In Francia – Qui nasce la cultura illuminista, come centro irradiante della cultura settecentesca.  È qui che si conia il termine philosophe per designare il cultore della luce della ragione, che disperde con questo strumento le tenebre dell’ignoranza. Tra i bersagli dell’Illuminismo francese vi era la Chiesa Cattolica, colpevole di dogmatismo e di chiusura, e ovviamente la rigida politica assolutista della monarchia francese. Nonostante i maggiori esponenti della nuova tendenza culturale fossero nobili e borghesi, era il vecchio sistema a essere messo sotto accusa, il soffocante abuso di potere contro cui veniva rivendicata la libertà del cittadino borghese. Nella comunicazione gli illuministi francesi operarono delle vere innovazioni con l’uso di pamphlet satirici e enciclopedie, caratterizzandosi per una prosa agevole e discorsiva. Tra i più famosi vi furono senza dubbio Voltaire (François Marie Adrouet) e Montesquieu, ma anche Diderot, D’Alembert, Condillac, e, in campo educativo, Jean Jacques Rousseau. Da una prospettiva strettamente divulgativa l’opera di Voltaire risulta essere quella fondamentale, principalmente per aver introdotto i classici del pensiero contemporaneo inglese come Locke e Newton, e per la critica all’intolleranza politica e religiosa.
In campo religioso le tendenze illuministe si diversificano, tra deismo (Dio creatore dell’universo e conoscibile con la sola ragione), teismo (carattere provvidenziale di Dio verso l’universo da lui creato) e ateismo radicale e materialismo.
Tra il 1751 e il 1772 viene pubblicata l’Encyclopedie di Diderot e D’Alembert, in un numero complessivo di 28 volumi (17 di testo e 11 di tavole), con ben 60 mila voci, in un lavoro iconografico e storiografico enorme e prestigioso. L’opera viene messa subito al bando ma questo non frena l’immediato successo dei primi volumi, che verranno successivamente ristampati e aggiornati in edizioni anche non francesi.

## Voci di dati:
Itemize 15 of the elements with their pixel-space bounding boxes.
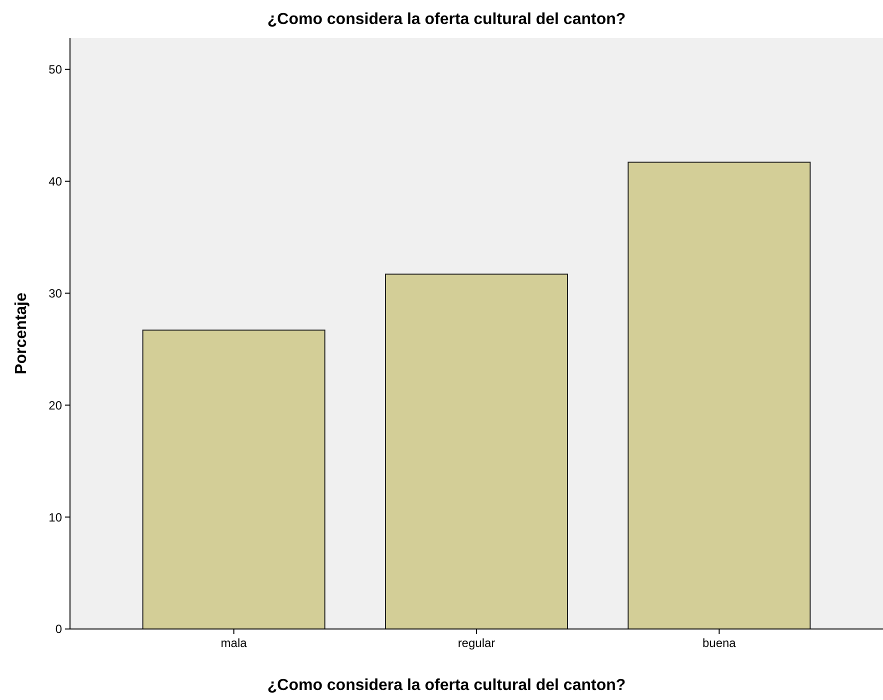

--

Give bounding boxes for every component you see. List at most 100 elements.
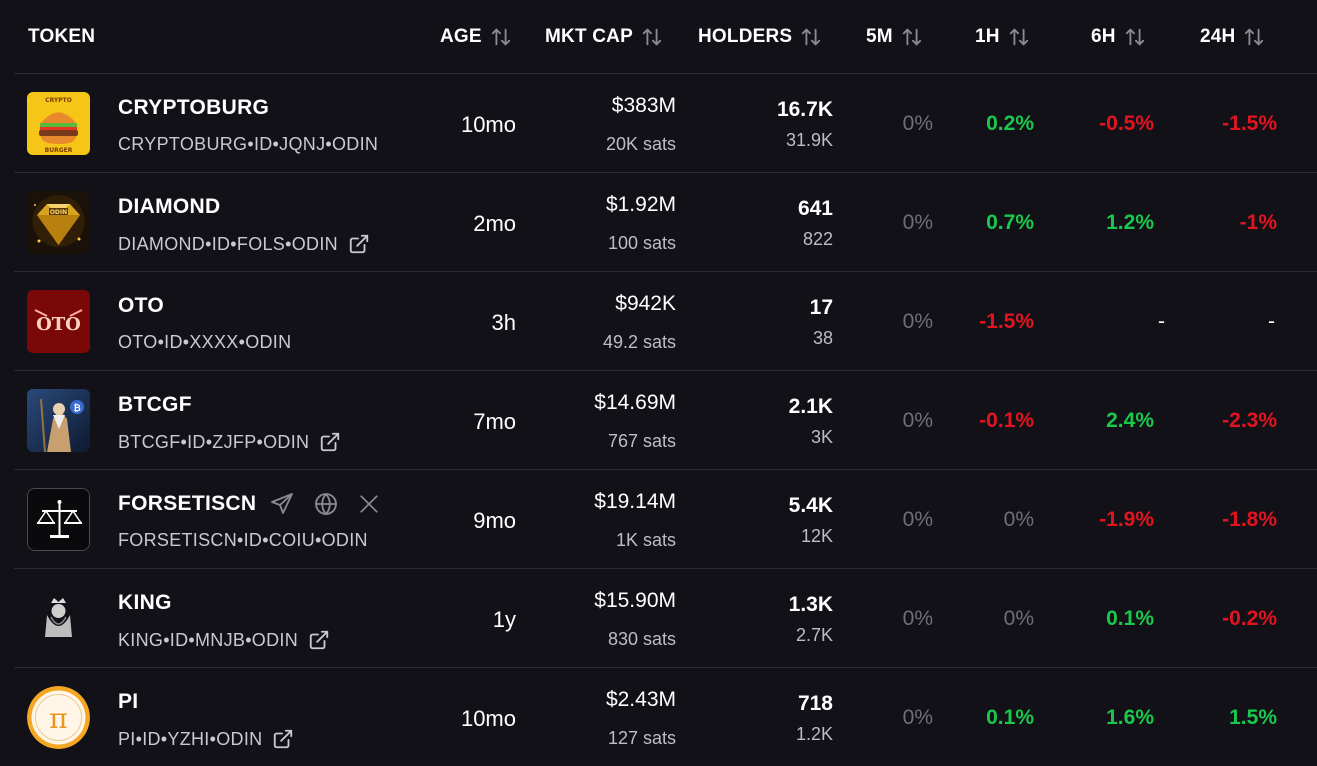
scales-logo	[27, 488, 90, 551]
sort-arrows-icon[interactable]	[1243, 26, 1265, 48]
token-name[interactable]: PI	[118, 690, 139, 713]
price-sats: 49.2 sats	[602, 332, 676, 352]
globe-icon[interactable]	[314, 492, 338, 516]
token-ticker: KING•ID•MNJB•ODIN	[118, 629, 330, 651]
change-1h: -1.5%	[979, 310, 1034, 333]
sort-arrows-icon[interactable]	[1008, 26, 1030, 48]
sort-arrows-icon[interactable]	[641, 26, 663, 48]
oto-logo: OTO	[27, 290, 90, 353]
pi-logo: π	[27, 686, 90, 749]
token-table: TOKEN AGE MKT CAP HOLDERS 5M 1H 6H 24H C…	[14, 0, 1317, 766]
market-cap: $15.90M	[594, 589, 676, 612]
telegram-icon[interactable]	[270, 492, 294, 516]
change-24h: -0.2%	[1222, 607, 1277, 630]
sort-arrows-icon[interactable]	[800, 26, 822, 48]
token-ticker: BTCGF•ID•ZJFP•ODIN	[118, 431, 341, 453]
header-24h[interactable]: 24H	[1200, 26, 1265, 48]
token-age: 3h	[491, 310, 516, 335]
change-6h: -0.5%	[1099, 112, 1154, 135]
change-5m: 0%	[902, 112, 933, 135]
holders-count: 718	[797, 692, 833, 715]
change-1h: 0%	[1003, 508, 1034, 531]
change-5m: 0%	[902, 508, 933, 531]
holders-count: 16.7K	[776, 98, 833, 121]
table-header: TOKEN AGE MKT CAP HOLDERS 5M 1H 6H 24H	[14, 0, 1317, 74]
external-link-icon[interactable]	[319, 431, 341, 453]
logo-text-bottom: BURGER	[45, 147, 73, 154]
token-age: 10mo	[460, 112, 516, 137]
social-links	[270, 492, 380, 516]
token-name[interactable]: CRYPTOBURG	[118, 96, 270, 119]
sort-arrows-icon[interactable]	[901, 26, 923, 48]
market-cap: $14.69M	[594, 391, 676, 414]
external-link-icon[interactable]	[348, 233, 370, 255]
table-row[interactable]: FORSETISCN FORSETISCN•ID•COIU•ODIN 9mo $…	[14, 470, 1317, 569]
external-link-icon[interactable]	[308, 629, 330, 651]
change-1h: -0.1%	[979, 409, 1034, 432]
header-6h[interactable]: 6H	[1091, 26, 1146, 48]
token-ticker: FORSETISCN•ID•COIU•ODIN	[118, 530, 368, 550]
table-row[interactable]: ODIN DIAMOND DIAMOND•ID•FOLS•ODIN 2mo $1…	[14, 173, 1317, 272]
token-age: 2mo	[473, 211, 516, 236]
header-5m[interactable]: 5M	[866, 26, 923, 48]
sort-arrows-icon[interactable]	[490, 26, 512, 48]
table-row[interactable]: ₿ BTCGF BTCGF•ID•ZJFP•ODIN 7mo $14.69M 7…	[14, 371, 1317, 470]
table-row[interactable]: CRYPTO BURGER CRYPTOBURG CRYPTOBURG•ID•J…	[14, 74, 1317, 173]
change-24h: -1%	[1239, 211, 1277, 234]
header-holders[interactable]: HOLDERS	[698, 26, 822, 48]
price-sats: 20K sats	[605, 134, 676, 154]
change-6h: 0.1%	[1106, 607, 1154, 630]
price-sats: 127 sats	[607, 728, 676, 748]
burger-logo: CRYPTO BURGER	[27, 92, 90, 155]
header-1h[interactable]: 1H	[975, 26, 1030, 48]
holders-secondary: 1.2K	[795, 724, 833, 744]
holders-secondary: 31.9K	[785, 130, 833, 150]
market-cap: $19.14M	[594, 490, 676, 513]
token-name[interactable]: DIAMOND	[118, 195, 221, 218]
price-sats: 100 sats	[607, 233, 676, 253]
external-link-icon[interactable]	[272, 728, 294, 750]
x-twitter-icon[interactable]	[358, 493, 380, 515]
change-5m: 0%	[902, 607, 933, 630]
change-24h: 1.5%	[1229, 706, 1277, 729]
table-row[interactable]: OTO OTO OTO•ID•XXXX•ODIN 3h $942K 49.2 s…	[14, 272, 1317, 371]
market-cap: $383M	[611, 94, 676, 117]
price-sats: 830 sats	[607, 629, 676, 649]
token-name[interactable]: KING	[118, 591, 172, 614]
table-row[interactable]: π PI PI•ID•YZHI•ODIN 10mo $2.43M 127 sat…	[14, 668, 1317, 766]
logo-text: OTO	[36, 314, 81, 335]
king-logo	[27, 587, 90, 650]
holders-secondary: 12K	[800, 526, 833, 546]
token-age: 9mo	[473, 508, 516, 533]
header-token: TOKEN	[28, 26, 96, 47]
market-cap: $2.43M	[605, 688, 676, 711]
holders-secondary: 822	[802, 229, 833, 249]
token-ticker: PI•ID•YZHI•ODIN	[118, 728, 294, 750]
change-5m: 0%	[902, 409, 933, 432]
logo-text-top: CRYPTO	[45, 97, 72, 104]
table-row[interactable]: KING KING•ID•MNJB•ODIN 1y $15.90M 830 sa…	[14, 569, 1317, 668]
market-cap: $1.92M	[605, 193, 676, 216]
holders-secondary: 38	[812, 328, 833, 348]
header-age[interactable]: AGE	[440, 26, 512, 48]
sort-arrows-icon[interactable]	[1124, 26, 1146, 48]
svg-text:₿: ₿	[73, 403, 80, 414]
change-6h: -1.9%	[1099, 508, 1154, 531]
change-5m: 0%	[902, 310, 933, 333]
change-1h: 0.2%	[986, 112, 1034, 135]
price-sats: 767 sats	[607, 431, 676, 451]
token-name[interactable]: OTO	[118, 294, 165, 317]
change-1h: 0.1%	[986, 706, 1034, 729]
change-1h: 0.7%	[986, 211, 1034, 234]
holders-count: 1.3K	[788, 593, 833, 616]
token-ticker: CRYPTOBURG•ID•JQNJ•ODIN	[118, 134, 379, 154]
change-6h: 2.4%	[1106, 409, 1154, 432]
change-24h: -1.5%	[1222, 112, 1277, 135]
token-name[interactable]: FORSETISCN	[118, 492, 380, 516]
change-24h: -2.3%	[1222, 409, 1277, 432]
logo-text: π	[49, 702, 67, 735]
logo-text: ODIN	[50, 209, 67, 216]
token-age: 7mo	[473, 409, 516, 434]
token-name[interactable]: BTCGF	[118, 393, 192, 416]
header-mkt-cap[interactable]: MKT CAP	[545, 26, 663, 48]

## Consegna scritta:
Rispondi in breve a queste domande sul brano dedicato all'Illuminismo francese.
1. Quale termine nasce in Francia per indicare chi coltiva la luce della ragione?
2. Come si chiama la tendenza religiosa per cui Dio ha creato l'universo e si può conoscere con la sola ragione?
3. Di quanti volumi si compone in tutto l'Encyclopedie di Diderot e D'Alembert?
Le voci riportate qui sono materiale a parte, distinto dal brano.

## Risposta all'esercizio:
1. Philosophe.
2. Deismo.
3. 28 volumi (17 di testo e 11 di tavole).